## STORED DATA
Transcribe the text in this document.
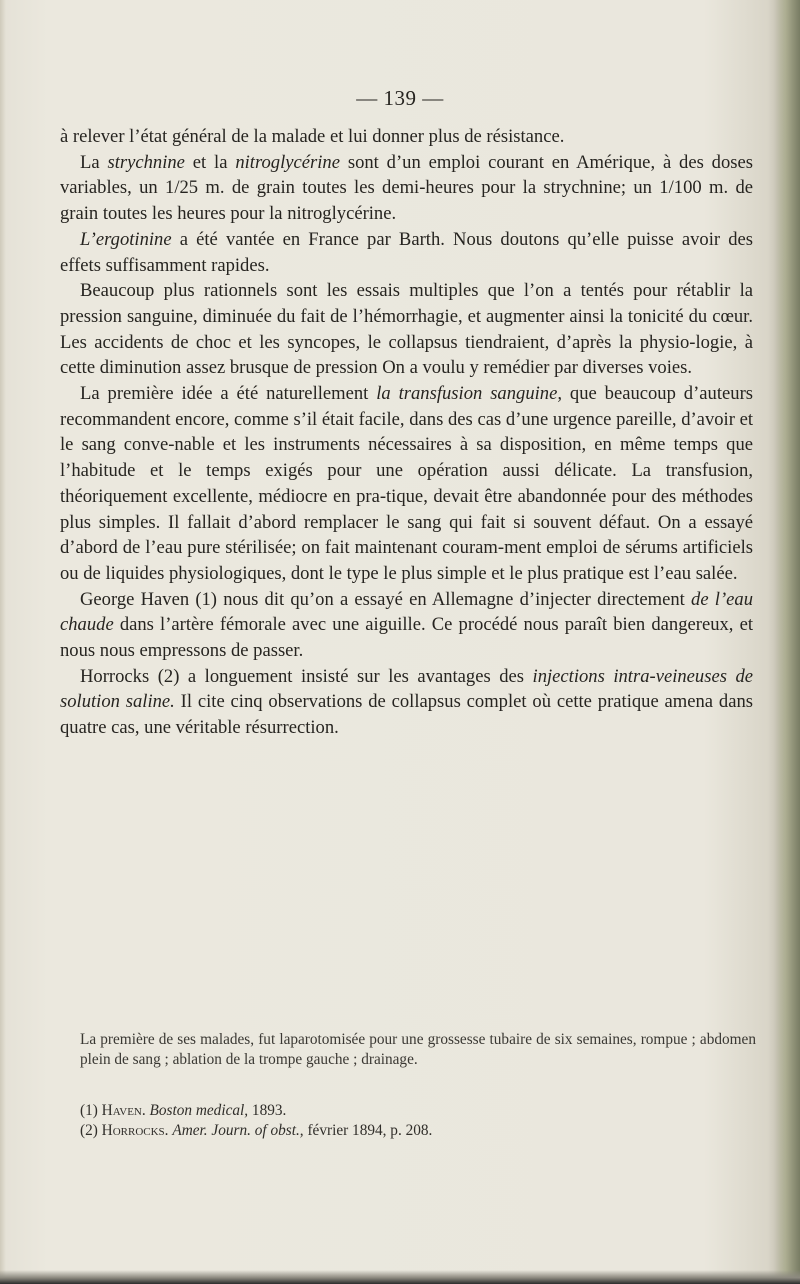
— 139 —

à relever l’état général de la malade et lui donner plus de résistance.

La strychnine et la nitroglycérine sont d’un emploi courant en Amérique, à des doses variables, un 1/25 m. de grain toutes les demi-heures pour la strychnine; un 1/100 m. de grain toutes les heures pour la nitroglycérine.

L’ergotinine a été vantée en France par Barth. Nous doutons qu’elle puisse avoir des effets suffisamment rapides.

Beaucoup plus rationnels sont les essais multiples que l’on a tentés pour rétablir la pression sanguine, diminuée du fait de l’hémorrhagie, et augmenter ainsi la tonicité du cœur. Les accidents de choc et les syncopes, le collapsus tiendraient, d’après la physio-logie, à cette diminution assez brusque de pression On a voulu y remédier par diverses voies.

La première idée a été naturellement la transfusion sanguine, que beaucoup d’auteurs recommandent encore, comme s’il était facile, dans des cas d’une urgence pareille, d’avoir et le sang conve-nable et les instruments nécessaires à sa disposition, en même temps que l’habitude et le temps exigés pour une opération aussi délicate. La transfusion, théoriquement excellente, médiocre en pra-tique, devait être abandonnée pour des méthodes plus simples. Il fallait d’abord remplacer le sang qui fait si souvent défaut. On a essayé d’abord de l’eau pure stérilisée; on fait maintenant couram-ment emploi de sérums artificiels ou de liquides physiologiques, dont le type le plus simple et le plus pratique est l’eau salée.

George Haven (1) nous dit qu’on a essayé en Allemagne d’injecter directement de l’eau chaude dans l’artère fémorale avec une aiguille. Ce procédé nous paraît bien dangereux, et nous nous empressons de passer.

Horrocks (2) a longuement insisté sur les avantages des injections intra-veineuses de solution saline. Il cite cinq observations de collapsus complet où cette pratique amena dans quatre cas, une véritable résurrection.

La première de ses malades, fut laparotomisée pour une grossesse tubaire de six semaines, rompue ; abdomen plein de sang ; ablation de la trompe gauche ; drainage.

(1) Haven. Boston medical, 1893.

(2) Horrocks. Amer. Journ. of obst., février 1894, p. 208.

==

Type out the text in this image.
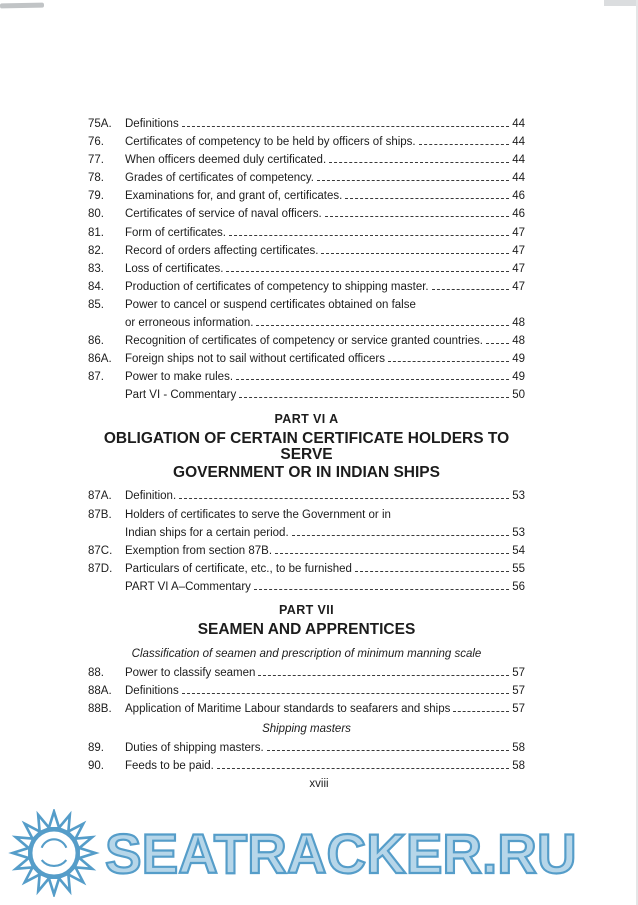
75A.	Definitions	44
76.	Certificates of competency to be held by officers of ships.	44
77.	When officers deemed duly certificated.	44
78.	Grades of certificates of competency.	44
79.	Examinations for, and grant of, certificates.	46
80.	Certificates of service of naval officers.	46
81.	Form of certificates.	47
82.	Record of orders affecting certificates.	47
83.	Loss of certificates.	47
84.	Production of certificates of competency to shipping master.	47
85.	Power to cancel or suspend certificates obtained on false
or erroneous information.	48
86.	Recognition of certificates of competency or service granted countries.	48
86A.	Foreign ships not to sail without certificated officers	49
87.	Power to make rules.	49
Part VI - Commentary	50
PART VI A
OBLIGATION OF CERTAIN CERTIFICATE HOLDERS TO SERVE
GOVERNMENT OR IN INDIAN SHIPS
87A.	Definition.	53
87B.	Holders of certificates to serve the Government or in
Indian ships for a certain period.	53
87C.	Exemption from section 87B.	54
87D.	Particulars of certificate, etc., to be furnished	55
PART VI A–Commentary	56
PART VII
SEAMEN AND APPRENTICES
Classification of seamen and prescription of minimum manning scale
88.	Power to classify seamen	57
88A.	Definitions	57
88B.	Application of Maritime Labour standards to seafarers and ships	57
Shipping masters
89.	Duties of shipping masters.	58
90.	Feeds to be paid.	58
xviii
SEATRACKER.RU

## THE REQUEST
Check each line of the entries above for the word "masters". List the ones that have it.

## EXPECTED OUTPUT
Shipping masters
89.	Duties of shipping masters.	58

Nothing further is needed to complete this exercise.